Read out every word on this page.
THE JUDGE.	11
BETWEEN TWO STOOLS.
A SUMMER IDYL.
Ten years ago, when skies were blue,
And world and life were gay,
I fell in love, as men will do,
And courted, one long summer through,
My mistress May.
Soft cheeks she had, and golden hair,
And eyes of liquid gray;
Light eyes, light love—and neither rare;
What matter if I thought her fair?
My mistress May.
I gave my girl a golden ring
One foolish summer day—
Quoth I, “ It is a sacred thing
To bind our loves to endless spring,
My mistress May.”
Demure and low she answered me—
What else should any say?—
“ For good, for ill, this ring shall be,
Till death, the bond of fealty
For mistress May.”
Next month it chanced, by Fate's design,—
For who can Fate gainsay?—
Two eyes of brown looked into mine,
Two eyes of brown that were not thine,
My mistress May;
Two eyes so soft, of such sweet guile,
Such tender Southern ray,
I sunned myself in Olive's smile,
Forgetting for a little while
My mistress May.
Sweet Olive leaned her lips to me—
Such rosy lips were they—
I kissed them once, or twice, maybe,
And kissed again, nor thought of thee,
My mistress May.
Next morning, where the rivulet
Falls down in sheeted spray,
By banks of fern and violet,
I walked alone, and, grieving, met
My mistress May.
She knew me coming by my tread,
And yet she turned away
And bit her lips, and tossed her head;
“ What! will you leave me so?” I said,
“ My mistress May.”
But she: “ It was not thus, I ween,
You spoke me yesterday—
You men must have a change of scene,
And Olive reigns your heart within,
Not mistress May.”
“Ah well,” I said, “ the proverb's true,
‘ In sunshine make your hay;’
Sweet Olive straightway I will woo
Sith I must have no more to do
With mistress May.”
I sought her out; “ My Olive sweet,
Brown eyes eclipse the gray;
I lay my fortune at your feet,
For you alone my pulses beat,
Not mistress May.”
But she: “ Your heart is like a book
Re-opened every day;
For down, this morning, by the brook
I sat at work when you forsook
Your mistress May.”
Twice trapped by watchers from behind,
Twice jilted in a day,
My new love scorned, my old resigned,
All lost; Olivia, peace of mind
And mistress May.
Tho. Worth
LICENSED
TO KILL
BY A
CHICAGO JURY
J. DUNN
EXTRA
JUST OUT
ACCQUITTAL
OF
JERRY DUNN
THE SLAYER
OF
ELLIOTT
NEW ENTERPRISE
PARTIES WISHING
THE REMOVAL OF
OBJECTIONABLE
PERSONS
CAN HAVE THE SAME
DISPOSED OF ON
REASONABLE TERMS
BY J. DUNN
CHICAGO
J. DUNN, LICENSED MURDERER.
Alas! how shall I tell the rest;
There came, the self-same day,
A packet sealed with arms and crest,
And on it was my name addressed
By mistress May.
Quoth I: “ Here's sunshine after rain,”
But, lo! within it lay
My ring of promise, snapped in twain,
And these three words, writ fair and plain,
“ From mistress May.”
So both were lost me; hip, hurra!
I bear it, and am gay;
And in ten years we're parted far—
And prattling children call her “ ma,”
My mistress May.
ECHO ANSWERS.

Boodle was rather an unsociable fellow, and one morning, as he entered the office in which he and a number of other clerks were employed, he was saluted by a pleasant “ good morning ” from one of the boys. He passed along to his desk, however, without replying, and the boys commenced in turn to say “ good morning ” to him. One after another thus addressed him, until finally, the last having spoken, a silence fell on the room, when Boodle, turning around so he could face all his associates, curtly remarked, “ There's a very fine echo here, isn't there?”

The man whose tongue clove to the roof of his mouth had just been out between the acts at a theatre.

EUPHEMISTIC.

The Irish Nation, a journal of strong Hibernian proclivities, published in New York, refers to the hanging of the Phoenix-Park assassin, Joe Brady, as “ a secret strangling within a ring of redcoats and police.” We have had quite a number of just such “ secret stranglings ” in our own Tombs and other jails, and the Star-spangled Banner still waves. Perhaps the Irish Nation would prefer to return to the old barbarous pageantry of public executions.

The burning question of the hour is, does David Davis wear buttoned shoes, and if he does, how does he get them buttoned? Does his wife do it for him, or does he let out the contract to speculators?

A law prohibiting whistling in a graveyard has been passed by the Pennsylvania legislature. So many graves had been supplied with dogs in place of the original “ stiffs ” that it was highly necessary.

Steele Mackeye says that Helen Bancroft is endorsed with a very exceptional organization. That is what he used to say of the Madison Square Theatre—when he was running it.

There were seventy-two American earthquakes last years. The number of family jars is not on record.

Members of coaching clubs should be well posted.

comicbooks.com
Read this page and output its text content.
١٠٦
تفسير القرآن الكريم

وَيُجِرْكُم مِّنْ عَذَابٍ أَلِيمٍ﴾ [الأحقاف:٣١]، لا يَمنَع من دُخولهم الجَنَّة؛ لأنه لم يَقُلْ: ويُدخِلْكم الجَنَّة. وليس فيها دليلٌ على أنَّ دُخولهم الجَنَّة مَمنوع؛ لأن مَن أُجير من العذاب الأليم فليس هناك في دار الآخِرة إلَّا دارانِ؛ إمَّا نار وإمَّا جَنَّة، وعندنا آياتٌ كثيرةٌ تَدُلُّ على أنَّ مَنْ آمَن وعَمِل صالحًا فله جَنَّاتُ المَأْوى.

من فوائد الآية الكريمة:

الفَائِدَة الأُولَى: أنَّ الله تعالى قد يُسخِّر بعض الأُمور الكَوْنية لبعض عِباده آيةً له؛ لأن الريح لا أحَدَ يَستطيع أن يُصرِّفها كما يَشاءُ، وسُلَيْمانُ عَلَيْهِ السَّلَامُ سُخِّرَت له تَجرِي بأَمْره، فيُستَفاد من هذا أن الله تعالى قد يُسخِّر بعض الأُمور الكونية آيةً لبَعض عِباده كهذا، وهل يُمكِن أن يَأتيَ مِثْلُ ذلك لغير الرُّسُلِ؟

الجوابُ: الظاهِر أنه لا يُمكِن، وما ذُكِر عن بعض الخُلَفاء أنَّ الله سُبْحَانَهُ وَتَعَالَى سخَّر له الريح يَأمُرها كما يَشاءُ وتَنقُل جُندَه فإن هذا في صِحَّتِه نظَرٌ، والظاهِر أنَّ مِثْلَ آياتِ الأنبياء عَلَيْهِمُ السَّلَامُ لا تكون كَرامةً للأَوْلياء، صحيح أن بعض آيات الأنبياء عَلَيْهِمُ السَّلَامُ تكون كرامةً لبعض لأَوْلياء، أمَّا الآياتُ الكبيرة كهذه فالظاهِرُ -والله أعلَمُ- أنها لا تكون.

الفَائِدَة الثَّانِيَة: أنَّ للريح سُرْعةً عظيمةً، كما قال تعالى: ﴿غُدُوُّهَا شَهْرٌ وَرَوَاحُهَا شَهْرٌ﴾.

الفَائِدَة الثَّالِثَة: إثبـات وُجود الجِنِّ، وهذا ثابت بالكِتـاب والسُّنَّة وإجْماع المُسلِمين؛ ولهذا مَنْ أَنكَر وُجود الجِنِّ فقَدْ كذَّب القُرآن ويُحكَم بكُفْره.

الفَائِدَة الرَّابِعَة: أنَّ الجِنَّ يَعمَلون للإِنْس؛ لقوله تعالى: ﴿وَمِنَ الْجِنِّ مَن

◆ **Problem statement**
Where a line in the material above holds "eyes", copy that line.

◆ **Finished task**
And eyes of liquid gray;
Light eyes, light love—and neither rare;
Two eyes of brown looked into mine,
Two eyes of brown that were not thine,
Two eyes so soft, of such sweet guile,
Brown eyes eclipse the gray;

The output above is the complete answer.